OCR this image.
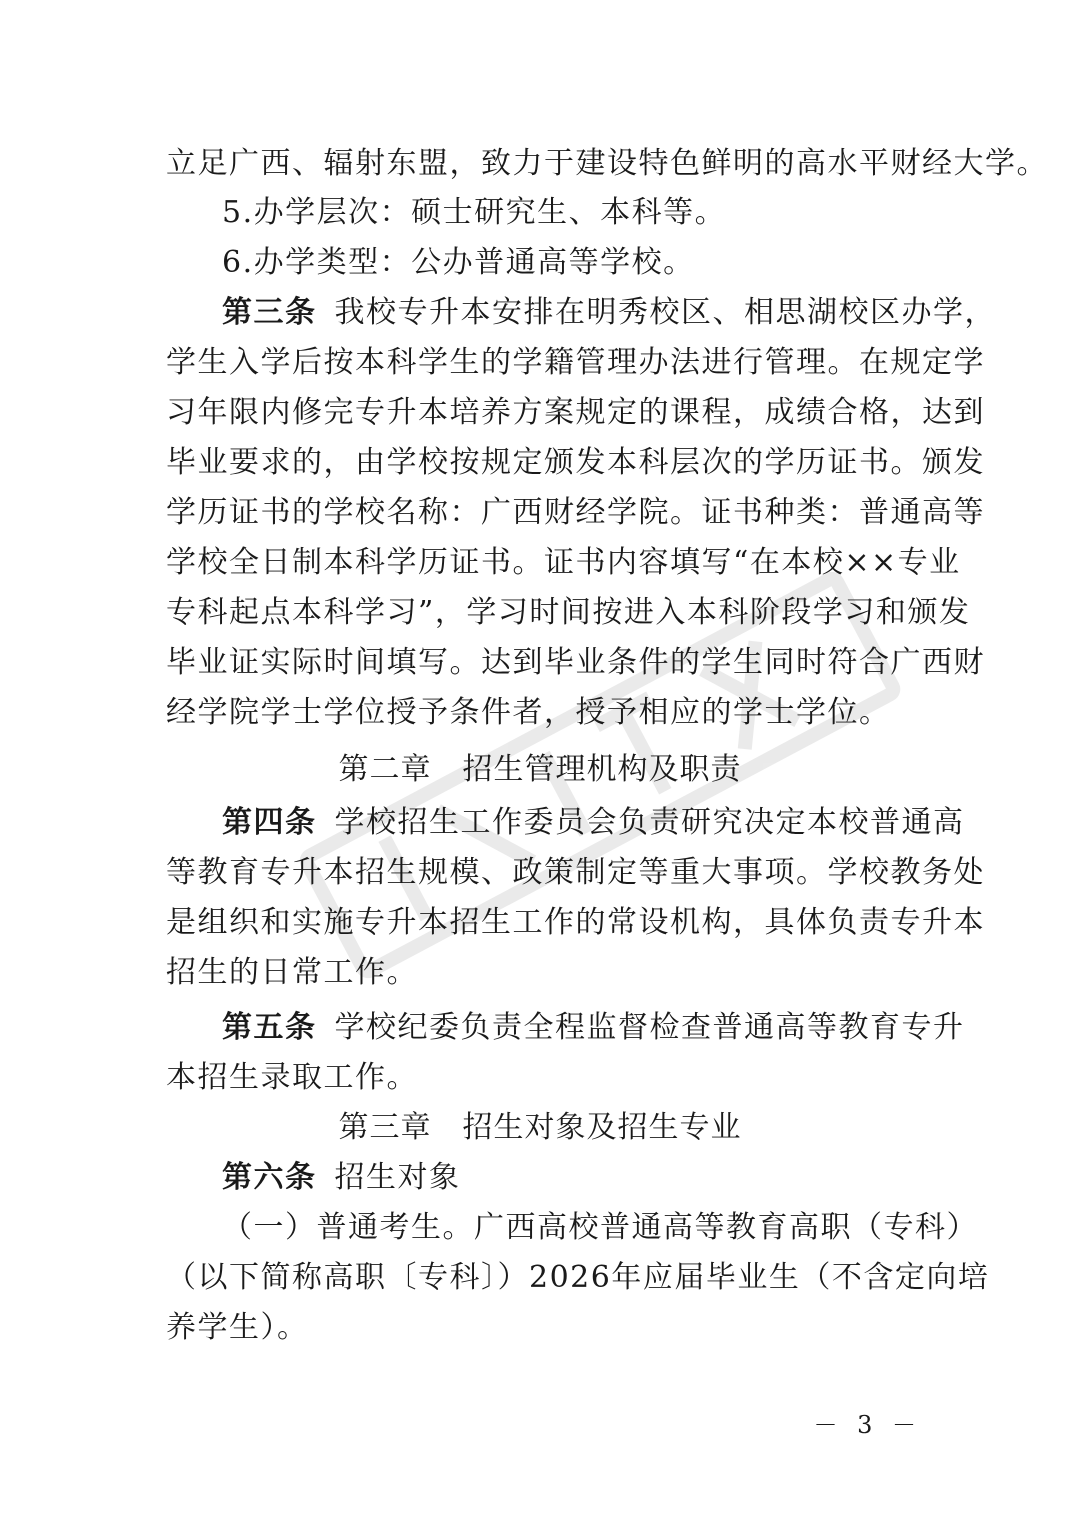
立足广西、辐射东盟，致力于建设特色鲜明的高水平财经大学。
5.办学层次：硕士研究生、本科等。
6.办学类型：公办普通高等学校。
第三条 我校专升本安排在明秀校区、相思湖校区办学，
学生入学后按本科学生的学籍管理办法进行管理。在规定学
习年限内修完专升本培养方案规定的课程，成绩合格，达到
毕业要求的，由学校按规定颁发本科层次的学历证书。颁发
学历证书的学校名称：广西财经学院。证书种类：普通高等
学校全日制本科学历证书。证书内容填写“在本校××专业
专科起点本科学习”，学习时间按进入本科阶段学习和颁发
毕业证实际时间填写。达到毕业条件的学生同时符合广西财
经学院学士学位授予条件者，授予相应的学士学位。
第二章　招生管理机构及职责
第四条 学校招生工作委员会负责研究决定本校普通高
等教育专升本招生规模、政策制定等重大事项。学校教务处
是组织和实施专升本招生工作的常设机构，具体负责专升本
招生的日常工作。
第五条 学校纪委负责全程监督检查普通高等教育专升
本招生录取工作。
第三章　招生对象及招生专业
第六条 招生对象
（一）普通考生。广西高校普通高等教育高职（专科）
（以下简称高职〔专科〕）2026年应届毕业生（不含定向培
养学生）。
－ 3 －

------------------------------

Given instruction =>
From the listing, extract all text exactly as given and drop any picture.

Answer in full =>
OCR this image.
立足广西、辐射东盟，致力于建设特色鲜明的高水平财经大学。
5.办学层次：硕士研究生、本科等。
6.办学类型：公办普通高等学校。
第三条 我校专升本安排在明秀校区、相思湖校区办学，
学生入学后按本科学生的学籍管理办法进行管理。在规定学
习年限内修完专升本培养方案规定的课程，成绩合格，达到
毕业要求的，由学校按规定颁发本科层次的学历证书。颁发
学历证书的学校名称：广西财经学院。证书种类：普通高等
学校全日制本科学历证书。证书内容填写“在本校××专业
专科起点本科学习”，学习时间按进入本科阶段学习和颁发
毕业证实际时间填写。达到毕业条件的学生同时符合广西财
经学院学士学位授予条件者，授予相应的学士学位。
第二章　招生管理机构及职责
第四条 学校招生工作委员会负责研究决定本校普通高
等教育专升本招生规模、政策制定等重大事项。学校教务处
是组织和实施专升本招生工作的常设机构，具体负责专升本
招生的日常工作。
第五条 学校纪委负责全程监督检查普通高等教育专升
本招生录取工作。
第三章　招生对象及招生专业
第六条 招生对象
（一）普通考生。广西高校普通高等教育高职（专科）
（以下简称高职〔专科〕）2026年应届毕业生（不含定向培
养学生）。
－ 3 －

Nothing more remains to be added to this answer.